Given task: Return all of the entries word for word, but omit the pictures they contain.

Dataset records:
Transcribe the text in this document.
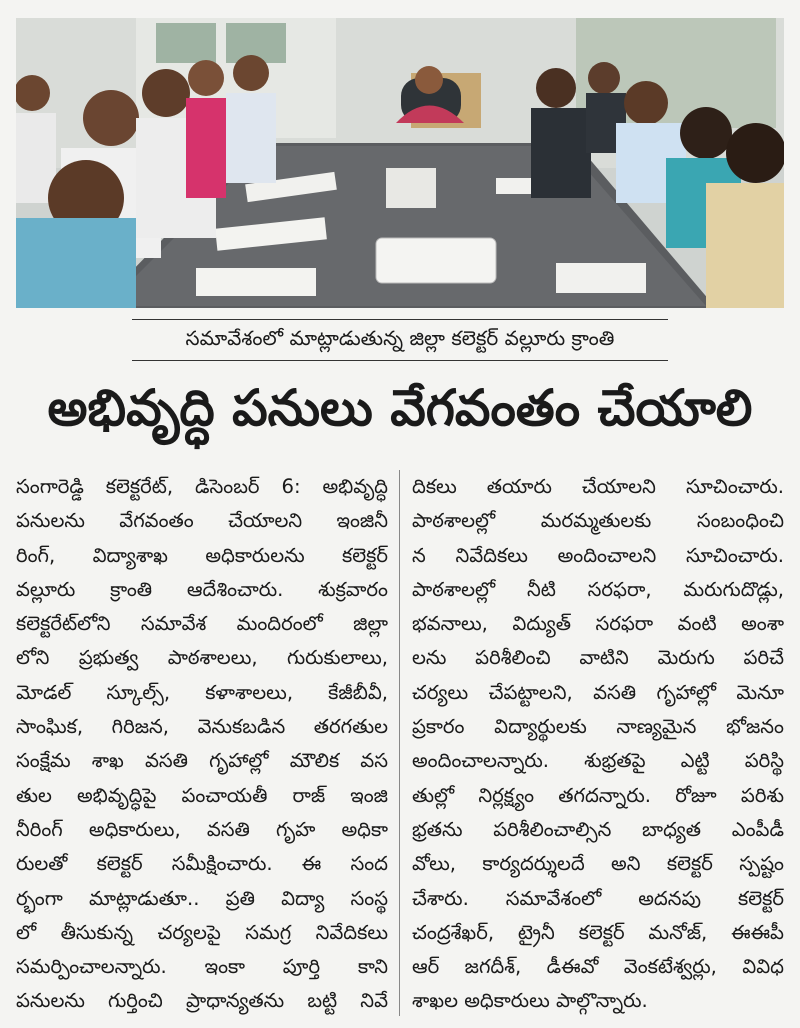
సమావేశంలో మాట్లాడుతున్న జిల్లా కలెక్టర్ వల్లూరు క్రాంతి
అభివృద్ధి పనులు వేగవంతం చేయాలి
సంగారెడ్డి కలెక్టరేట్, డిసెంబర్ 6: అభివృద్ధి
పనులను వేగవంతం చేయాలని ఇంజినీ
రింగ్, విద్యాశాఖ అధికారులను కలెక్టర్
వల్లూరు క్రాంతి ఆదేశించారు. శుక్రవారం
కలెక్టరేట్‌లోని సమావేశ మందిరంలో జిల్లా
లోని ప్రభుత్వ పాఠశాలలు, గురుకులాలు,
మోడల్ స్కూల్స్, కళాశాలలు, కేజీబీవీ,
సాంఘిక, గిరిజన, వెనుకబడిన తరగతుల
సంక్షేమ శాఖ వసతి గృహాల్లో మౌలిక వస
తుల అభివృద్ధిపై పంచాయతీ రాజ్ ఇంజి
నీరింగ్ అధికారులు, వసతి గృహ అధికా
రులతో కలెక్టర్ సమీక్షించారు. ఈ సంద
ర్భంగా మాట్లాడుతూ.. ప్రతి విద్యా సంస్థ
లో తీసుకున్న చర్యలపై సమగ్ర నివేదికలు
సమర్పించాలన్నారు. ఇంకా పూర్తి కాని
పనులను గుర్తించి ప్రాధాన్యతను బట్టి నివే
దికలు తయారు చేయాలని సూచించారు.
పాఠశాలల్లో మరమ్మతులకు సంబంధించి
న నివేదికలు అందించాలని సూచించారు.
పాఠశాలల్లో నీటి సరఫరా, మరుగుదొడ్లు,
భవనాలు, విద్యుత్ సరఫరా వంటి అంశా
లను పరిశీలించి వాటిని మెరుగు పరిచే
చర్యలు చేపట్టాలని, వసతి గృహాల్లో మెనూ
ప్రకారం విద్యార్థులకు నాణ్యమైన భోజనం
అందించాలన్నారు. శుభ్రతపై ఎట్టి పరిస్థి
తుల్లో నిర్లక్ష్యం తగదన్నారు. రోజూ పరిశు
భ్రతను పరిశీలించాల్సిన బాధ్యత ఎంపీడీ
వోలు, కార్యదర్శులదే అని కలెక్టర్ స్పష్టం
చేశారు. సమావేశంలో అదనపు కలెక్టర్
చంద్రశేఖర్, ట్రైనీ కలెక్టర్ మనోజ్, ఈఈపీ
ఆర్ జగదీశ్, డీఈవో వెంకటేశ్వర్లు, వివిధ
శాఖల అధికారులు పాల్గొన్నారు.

Answer to this problem:
Transcribe the text in this document.
సమావేశంలో మాట్లాడుతున్న జిల్లా కలెక్టర్ వల్లూరు క్రాంతి
అభివృద్ధి పనులు వేగవంతం చేయాలి
సంగారెడ్డి కలెక్టరేట్, డిసెంబర్ 6: అభివృద్ధి
పనులను వేగవంతం చేయాలని ఇంజినీ
రింగ్, విద్యాశాఖ అధికారులను కలెక్టర్
వల్లూరు క్రాంతి ఆదేశించారు. శుక్రవారం
కలెక్టరేట్‌లోని సమావేశ మందిరంలో జిల్లా
లోని ప్రభుత్వ పాఠశాలలు, గురుకులాలు,
మోడల్ స్కూల్స్, కళాశాలలు, కేజీబీవీ,
సాంఘిక, గిరిజన, వెనుకబడిన తరగతుల
సంక్షేమ శాఖ వసతి గృహాల్లో మౌలిక వస
తుల అభివృద్ధిపై పంచాయతీ రాజ్ ఇంజి
నీరింగ్ అధికారులు, వసతి గృహ అధికా
రులతో కలెక్టర్ సమీక్షించారు. ఈ సంద
ర్భంగా మాట్లాడుతూ.. ప్రతి విద్యా సంస్థ
లో తీసుకున్న చర్యలపై సమగ్ర నివేదికలు
సమర్పించాలన్నారు. ఇంకా పూర్తి కాని
పనులను గుర్తించి ప్రాధాన్యతను బట్టి నివే
దికలు తయారు చేయాలని సూచించారు.
పాఠశాలల్లో మరమ్మతులకు సంబంధించి
న నివేదికలు అందించాలని సూచించారు.
పాఠశాలల్లో నీటి సరఫరా, మరుగుదొడ్లు,
భవనాలు, విద్యుత్ సరఫరా వంటి అంశా
లను పరిశీలించి వాటిని మెరుగు పరిచే
చర్యలు చేపట్టాలని, వసతి గృహాల్లో మెనూ
ప్రకారం విద్యార్థులకు నాణ్యమైన భోజనం
అందించాలన్నారు. శుభ్రతపై ఎట్టి పరిస్థి
తుల్లో నిర్లక్ష్యం తగదన్నారు. రోజూ పరిశు
భ్రతను పరిశీలించాల్సిన బాధ్యత ఎంపీడీ
వోలు, కార్యదర్శులదే అని కలెక్టర్ స్పష్టం
చేశారు. సమావేశంలో అదనపు కలెక్టర్
చంద్రశేఖర్, ట్రైనీ కలెక్టర్ మనోజ్, ఈఈపీ
ఆర్ జగదీశ్, డీఈవో వెంకటేశ్వర్లు, వివిధ
శాఖల అధికారులు పాల్గొన్నారు.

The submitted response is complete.